THE DATA
-------------------------

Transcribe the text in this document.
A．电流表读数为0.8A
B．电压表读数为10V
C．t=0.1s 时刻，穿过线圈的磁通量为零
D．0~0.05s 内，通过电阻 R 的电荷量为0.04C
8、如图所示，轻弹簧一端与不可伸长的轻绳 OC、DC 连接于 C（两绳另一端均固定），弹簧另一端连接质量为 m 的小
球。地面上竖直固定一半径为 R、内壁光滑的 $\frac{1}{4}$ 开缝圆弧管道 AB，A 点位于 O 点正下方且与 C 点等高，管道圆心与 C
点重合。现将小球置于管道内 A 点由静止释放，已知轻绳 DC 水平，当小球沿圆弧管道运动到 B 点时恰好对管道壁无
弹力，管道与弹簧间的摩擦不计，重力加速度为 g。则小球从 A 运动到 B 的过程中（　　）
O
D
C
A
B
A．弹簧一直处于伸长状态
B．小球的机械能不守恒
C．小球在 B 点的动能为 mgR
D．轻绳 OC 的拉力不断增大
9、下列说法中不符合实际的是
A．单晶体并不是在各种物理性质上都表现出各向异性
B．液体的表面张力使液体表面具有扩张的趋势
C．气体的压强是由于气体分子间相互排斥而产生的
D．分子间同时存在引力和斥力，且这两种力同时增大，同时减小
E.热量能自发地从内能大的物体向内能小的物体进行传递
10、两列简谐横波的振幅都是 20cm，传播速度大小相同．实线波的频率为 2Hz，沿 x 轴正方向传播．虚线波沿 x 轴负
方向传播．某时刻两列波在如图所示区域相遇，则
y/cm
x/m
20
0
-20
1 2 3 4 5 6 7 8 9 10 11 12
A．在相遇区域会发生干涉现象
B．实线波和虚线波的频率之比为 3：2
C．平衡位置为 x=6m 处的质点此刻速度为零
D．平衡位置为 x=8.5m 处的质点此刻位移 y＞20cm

-------------------------

TASK TO COMPLETE
Copy out the data shown above without altering anything.

RESULT OF THIS TASK
Transcribe the text in this document.
A．电流表读数为0.8A
B．电压表读数为10V
C．t=0.1s 时刻，穿过线圈的磁通量为零
D．0~0.05s 内，通过电阻 R 的电荷量为0.04C
8、如图所示，轻弹簧一端与不可伸长的轻绳 OC、DC 连接于 C（两绳另一端均固定），弹簧另一端连接质量为 m 的小
球。地面上竖直固定一半径为 R、内壁光滑的 $\frac{1}{4}$ 开缝圆弧管道 AB，A 点位于 O 点正下方且与 C 点等高，管道圆心与 C
点重合。现将小球置于管道内 A 点由静止释放，已知轻绳 DC 水平，当小球沿圆弧管道运动到 B 点时恰好对管道壁无
弹力，管道与弹簧间的摩擦不计，重力加速度为 g。则小球从 A 运动到 B 的过程中（　　）
O
D
C
A
B
A．弹簧一直处于伸长状态
B．小球的机械能不守恒
C．小球在 B 点的动能为 mgR
D．轻绳 OC 的拉力不断增大
9、下列说法中不符合实际的是
A．单晶体并不是在各种物理性质上都表现出各向异性
B．液体的表面张力使液体表面具有扩张的趋势
C．气体的压强是由于气体分子间相互排斥而产生的
D．分子间同时存在引力和斥力，且这两种力同时增大，同时减小
E.热量能自发地从内能大的物体向内能小的物体进行传递
10、两列简谐横波的振幅都是 20cm，传播速度大小相同．实线波的频率为 2Hz，沿 x 轴正方向传播．虚线波沿 x 轴负
方向传播．某时刻两列波在如图所示区域相遇，则
y/cm
x/m
20
0
-20
1 2 3 4 5 6 7 8 9 10 11 12
A．在相遇区域会发生干涉现象
B．实线波和虚线波的频率之比为 3：2
C．平衡位置为 x=6m 处的质点此刻速度为零
D．平衡位置为 x=8.5m 处的质点此刻位移 y＞20cm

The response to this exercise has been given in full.